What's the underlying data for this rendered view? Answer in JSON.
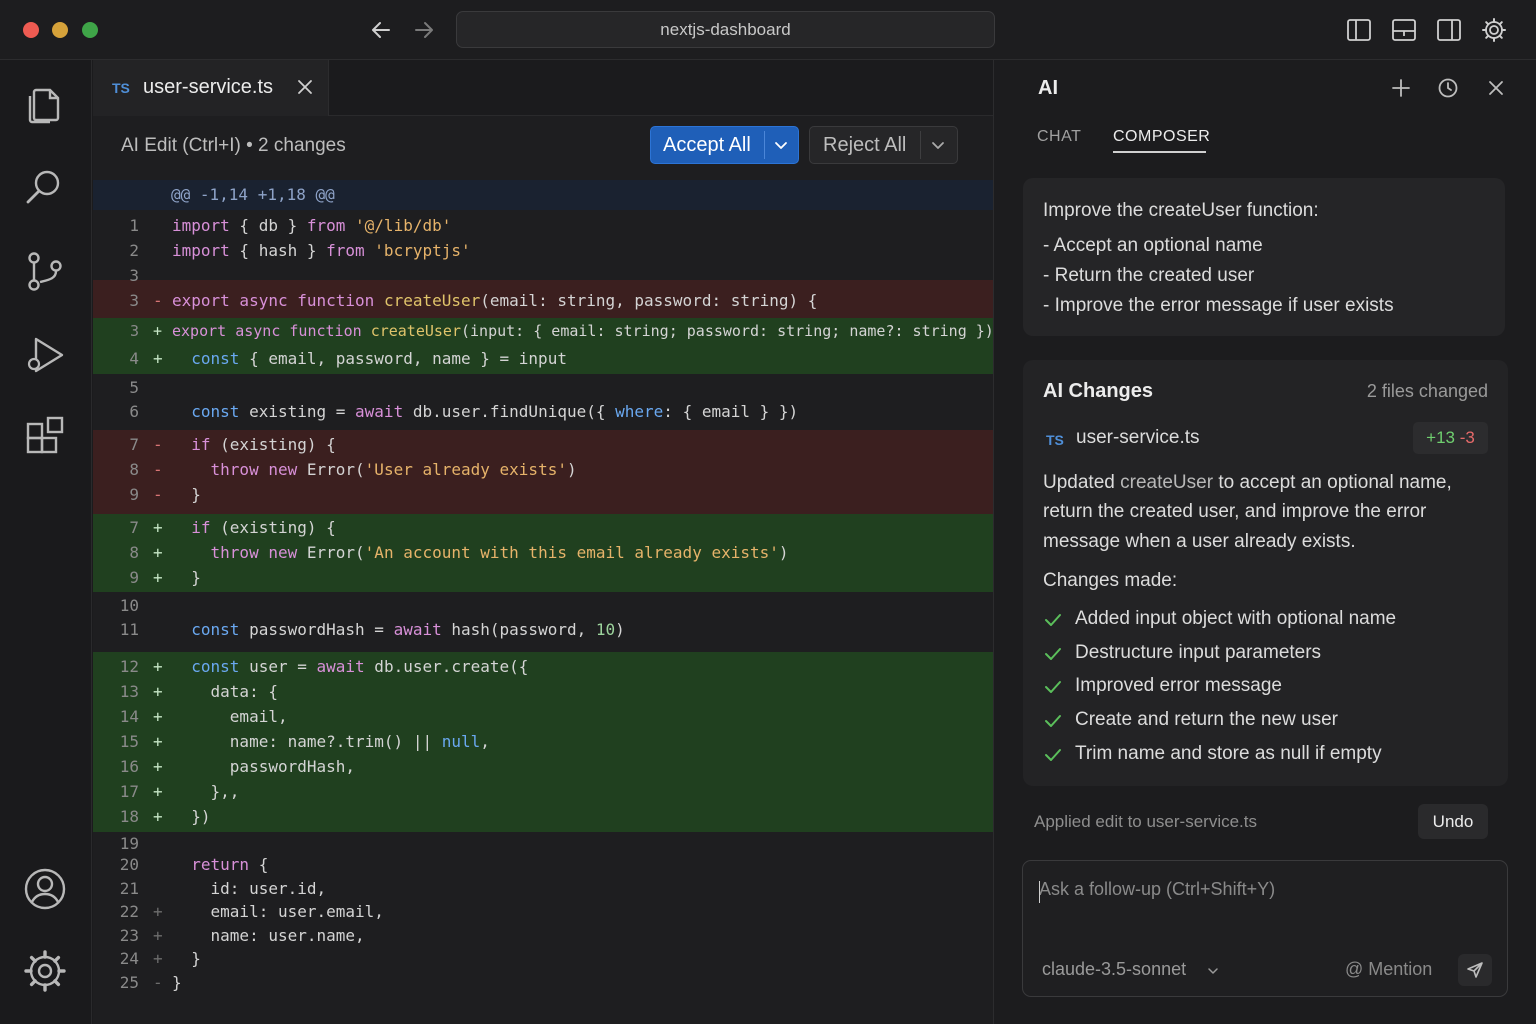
{
  "window": {
    "title": "nextjs-dashboard"
  },
  "colors": {
    "accent": "#1f5fb8",
    "added": "#20401f",
    "removed": "#3b1f1f",
    "diff_add_text": "#6fcf6f",
    "diff_del_text": "#e66a6a"
  },
  "activity_bar": {
    "items": [
      "files-icon",
      "search-icon",
      "source-control-icon",
      "run-debug-icon",
      "extensions-icon"
    ],
    "bottom": [
      "account-icon",
      "settings-icon"
    ]
  },
  "editor": {
    "tab": {
      "lang": "TS",
      "filename": "user-service.ts"
    },
    "edit_bar": {
      "label": "AI Edit (Ctrl+I) • 2 changes",
      "accept": "Accept All",
      "reject": "Reject All"
    },
    "hunk_header": "@@ -1,14 +1,18 @@"
  },
  "ai_panel": {
    "title": "AI",
    "tabs": [
      "CHAT",
      "COMPOSER"
    ],
    "active_tab": "COMPOSER",
    "prompt": {
      "line1": "Improve the createUser function:",
      "line2": "- Accept an optional name",
      "line3": "- Return the created user",
      "line4": "- Improve the error message if user exists"
    },
    "changes": {
      "title": "AI Changes",
      "count": "2 files changed",
      "file_lang": "TS",
      "file_name": "user-service.ts",
      "added": "+13",
      "removed": "-3",
      "summary_pre": "Updated ",
      "summary_code": "createUser",
      "summary_post1": " to accept an optional name,",
      "summary_line2": "return the created user, and improve the error",
      "summary_line3": "message when a user already exists.",
      "list_label": "Changes made:",
      "items": [
        "Added input object with optional name",
        "Destructure input parameters",
        "Improved error message",
        "Create and return the new user",
        "Trim name and store as null if empty"
      ]
    },
    "applied": "Applied edit to user-service.ts",
    "undo": "Undo",
    "followup": {
      "placeholder": "Ask a follow-up (Ctrl+Shift+Y)",
      "model": "claude-3.5-sonnet",
      "mention": "@ Mention"
    }
  }
}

════════

● INSTRUCTIONS FOR THE TASK:
Leave out the pictures and repeat everything else in the records exactly.

● TASK OUTPUT:
What's the underlying data for this rendered view? Answer in JSON.
{
  "window": {
    "title": "nextjs-dashboard"
  },
  "colors": {
    "accent": "#1f5fb8",
    "added": "#20401f",
    "removed": "#3b1f1f",
    "diff_add_text": "#6fcf6f",
    "diff_del_text": "#e66a6a"
  },
  "activity_bar": {
    "items": [
      "files-icon",
      "search-icon",
      "source-control-icon",
      "run-debug-icon",
      "extensions-icon"
    ],
    "bottom": [
      "account-icon",
      "settings-icon"
    ]
  },
  "editor": {
    "tab": {
      "lang": "TS",
      "filename": "user-service.ts"
    },
    "edit_bar": {
      "label": "AI Edit (Ctrl+I) • 2 changes",
      "accept": "Accept All",
      "reject": "Reject All"
    },
    "hunk_header": "@@ -1,14 +1,18 @@"
  },
  "ai_panel": {
    "title": "AI",
    "tabs": [
      "CHAT",
      "COMPOSER"
    ],
    "active_tab": "COMPOSER",
    "prompt": {
      "line1": "Improve the createUser function:",
      "line2": "- Accept an optional name",
      "line3": "- Return the created user",
      "line4": "- Improve the error message if user exists"
    },
    "changes": {
      "title": "AI Changes",
      "count": "2 files changed",
      "file_lang": "TS",
      "file_name": "user-service.ts",
      "added": "+13",
      "removed": "-3",
      "summary_pre": "Updated ",
      "summary_code": "createUser",
      "summary_post1": " to accept an optional name,",
      "summary_line2": "return the created user, and improve the error",
      "summary_line3": "message when a user already exists.",
      "list_label": "Changes made:",
      "items": [
        "Added input object with optional name",
        "Destructure input parameters",
        "Improved error message",
        "Create and return the new user",
        "Trim name and store as null if empty"
      ]
    },
    "applied": "Applied edit to user-service.ts",
    "undo": "Undo",
    "followup": {
      "placeholder": "Ask a follow-up (Ctrl+Shift+Y)",
      "model": "claude-3.5-sonnet",
      "mention": "@ Mention"
    }
  }
}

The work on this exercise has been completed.